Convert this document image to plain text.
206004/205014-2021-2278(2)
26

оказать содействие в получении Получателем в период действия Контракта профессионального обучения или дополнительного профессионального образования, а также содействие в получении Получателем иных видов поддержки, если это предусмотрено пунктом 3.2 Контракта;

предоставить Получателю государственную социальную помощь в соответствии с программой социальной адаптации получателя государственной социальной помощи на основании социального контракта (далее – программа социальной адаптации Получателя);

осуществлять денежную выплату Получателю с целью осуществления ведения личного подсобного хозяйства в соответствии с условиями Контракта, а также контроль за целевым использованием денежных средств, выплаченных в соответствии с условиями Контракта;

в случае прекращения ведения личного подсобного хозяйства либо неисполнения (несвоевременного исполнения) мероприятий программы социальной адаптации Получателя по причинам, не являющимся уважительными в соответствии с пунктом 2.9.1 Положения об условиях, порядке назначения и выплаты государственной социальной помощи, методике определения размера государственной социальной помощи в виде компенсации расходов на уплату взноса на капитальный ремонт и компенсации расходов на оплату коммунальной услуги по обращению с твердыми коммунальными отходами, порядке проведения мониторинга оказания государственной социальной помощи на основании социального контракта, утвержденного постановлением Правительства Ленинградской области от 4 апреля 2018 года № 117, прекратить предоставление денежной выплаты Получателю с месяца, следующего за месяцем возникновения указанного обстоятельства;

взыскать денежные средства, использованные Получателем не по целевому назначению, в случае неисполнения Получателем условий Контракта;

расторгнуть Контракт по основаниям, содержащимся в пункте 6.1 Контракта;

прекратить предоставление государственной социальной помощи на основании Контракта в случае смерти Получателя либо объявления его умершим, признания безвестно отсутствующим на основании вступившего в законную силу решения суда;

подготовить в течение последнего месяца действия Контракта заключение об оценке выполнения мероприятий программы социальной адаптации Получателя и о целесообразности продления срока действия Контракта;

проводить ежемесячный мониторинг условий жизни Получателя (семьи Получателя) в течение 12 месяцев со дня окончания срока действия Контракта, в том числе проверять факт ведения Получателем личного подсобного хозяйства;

++++++++++++++++++++

### WHAT YOU HAVE TO DO
Reproduce the entries above in full by retyping them exactly.

### FINAL RESULT
Convert this document image to plain text.
206004/205014-2021-2278(2)
26

оказать содействие в получении Получателем в период действия Контракта профессионального обучения или дополнительного профессионального образования, а также содействие в получении Получателем иных видов поддержки, если это предусмотрено пунктом 3.2 Контракта;

предоставить Получателю государственную социальную помощь в соответствии с программой социальной адаптации получателя государственной социальной помощи на основании социального контракта (далее – программа социальной адаптации Получателя);

осуществлять денежную выплату Получателю с целью осуществления ведения личного подсобного хозяйства в соответствии с условиями Контракта, а также контроль за целевым использованием денежных средств, выплаченных в соответствии с условиями Контракта;

в случае прекращения ведения личного подсобного хозяйства либо неисполнения (несвоевременного исполнения) мероприятий программы социальной адаптации Получателя по причинам, не являющимся уважительными в соответствии с пунктом 2.9.1 Положения об условиях, порядке назначения и выплаты государственной социальной помощи, методике определения размера государственной социальной помощи в виде компенсации расходов на уплату взноса на капитальный ремонт и компенсации расходов на оплату коммунальной услуги по обращению с твердыми коммунальными отходами, порядке проведения мониторинга оказания государственной социальной помощи на основании социального контракта, утвержденного постановлением Правительства Ленинградской области от 4 апреля 2018 года № 117, прекратить предоставление денежной выплаты Получателю с месяца, следующего за месяцем возникновения указанного обстоятельства;

взыскать денежные средства, использованные Получателем не по целевому назначению, в случае неисполнения Получателем условий Контракта;

расторгнуть Контракт по основаниям, содержащимся в пункте 6.1 Контракта;

прекратить предоставление государственной социальной помощи на основании Контракта в случае смерти Получателя либо объявления его умершим, признания безвестно отсутствующим на основании вступившего в законную силу решения суда;

подготовить в течение последнего месяца действия Контракта заключение об оценке выполнения мероприятий программы социальной адаптации Получателя и о целесообразности продления срока действия Контракта;

проводить ежемесячный мониторинг условий жизни Получателя (семьи Получателя) в течение 12 месяцев со дня окончания срока действия Контракта, в том числе проверять факт ведения Получателем личного подсобного хозяйства;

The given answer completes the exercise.